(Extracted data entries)

....................

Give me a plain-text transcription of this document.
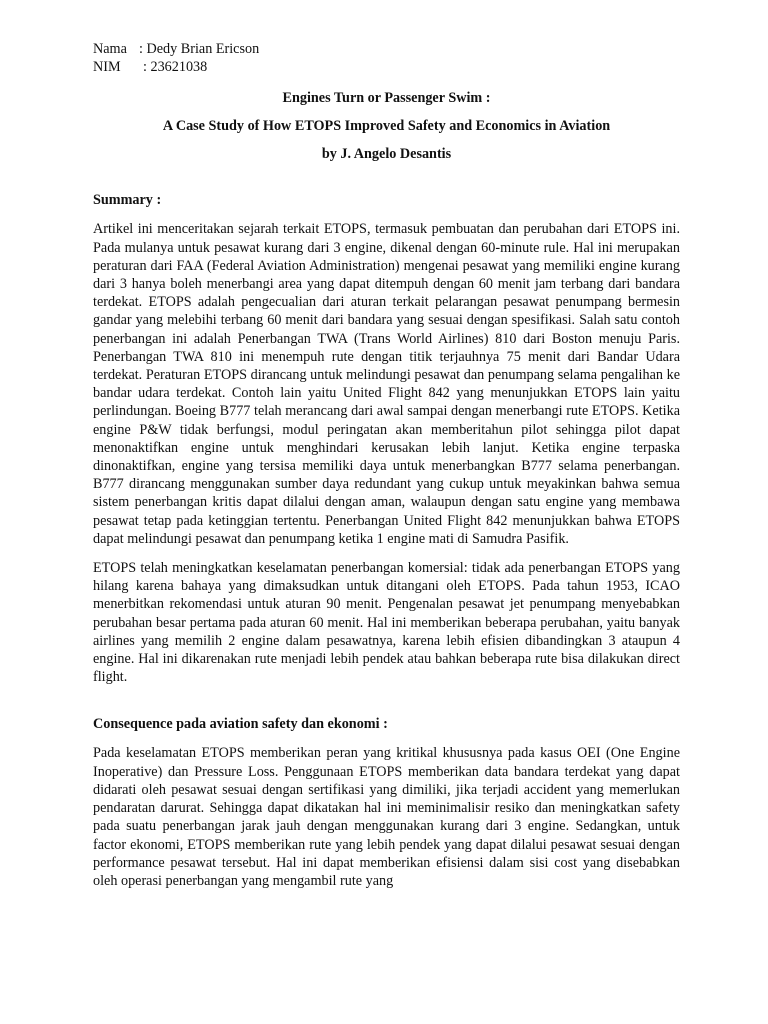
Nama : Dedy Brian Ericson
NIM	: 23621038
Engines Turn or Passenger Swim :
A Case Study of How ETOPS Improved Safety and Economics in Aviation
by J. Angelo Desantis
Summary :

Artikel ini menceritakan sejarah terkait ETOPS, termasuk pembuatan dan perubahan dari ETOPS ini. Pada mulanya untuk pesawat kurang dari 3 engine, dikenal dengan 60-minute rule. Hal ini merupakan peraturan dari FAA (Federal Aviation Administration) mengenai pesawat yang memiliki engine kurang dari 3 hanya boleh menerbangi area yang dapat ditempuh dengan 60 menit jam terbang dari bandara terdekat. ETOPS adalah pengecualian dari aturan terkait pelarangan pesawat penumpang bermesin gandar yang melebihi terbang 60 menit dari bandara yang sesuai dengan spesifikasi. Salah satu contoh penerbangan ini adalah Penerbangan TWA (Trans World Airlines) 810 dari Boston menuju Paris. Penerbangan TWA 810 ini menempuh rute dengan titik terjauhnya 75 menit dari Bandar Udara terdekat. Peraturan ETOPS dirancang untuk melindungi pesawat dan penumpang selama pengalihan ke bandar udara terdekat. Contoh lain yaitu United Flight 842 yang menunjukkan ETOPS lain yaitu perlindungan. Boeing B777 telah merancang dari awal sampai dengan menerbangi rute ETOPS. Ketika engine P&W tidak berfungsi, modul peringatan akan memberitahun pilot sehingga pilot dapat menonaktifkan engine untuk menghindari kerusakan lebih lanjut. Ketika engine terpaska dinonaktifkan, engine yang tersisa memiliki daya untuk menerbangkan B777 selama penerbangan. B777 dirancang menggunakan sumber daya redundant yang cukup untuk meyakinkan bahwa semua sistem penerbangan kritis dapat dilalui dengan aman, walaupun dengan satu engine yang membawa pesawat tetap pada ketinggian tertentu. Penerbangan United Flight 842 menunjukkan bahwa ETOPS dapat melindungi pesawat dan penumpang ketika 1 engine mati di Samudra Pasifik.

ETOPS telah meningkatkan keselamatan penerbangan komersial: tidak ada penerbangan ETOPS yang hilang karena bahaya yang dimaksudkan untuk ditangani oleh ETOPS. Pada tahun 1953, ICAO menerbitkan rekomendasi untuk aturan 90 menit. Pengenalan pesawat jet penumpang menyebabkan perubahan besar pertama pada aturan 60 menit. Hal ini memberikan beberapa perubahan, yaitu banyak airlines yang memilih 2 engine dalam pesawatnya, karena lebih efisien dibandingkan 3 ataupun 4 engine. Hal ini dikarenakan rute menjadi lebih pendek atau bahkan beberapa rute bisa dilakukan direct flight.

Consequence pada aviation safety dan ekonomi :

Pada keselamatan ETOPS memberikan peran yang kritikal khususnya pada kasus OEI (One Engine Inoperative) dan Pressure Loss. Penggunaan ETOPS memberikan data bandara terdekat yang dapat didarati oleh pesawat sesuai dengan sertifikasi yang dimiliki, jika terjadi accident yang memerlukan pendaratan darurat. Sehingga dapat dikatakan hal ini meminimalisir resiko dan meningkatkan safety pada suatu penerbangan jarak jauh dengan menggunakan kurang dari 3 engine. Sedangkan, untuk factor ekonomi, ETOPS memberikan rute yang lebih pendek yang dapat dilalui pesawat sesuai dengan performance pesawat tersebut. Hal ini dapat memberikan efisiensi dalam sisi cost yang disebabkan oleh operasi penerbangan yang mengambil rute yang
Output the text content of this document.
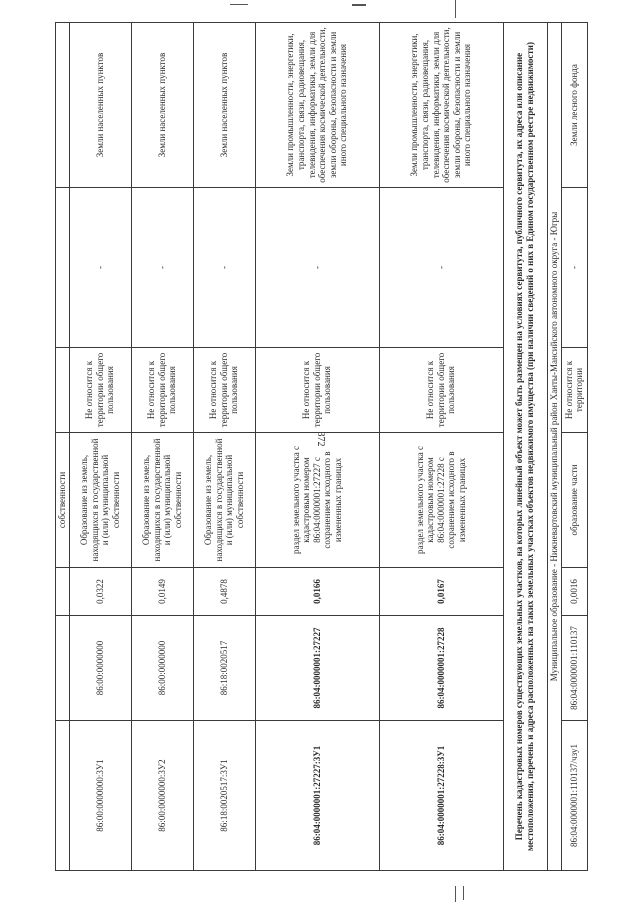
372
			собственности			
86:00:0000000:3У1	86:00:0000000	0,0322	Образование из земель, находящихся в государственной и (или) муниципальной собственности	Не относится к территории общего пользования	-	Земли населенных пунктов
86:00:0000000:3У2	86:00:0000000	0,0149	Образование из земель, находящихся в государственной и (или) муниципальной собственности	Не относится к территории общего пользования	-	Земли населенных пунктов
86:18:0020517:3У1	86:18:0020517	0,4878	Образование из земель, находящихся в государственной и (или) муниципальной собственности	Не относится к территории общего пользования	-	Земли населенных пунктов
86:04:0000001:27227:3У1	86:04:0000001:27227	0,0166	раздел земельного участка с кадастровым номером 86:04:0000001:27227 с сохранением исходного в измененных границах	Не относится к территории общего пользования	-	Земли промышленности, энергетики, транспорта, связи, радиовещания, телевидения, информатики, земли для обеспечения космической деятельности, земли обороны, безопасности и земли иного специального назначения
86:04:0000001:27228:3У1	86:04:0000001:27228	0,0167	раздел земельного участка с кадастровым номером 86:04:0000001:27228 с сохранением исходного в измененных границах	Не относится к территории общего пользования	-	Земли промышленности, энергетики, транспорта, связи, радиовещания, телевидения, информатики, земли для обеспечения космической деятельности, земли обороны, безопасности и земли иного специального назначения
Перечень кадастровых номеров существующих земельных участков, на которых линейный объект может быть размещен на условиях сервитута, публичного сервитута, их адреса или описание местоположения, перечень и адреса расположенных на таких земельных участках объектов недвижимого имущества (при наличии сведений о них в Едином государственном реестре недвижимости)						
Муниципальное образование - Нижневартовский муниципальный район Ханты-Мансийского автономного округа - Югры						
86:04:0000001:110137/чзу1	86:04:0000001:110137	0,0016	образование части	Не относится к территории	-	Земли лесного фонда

....................

• _What is expected_: Select all lines with the word "document" from the entries above.

• _In response_:
Give me a plain-text transcription of this document.
Output the text content of this document.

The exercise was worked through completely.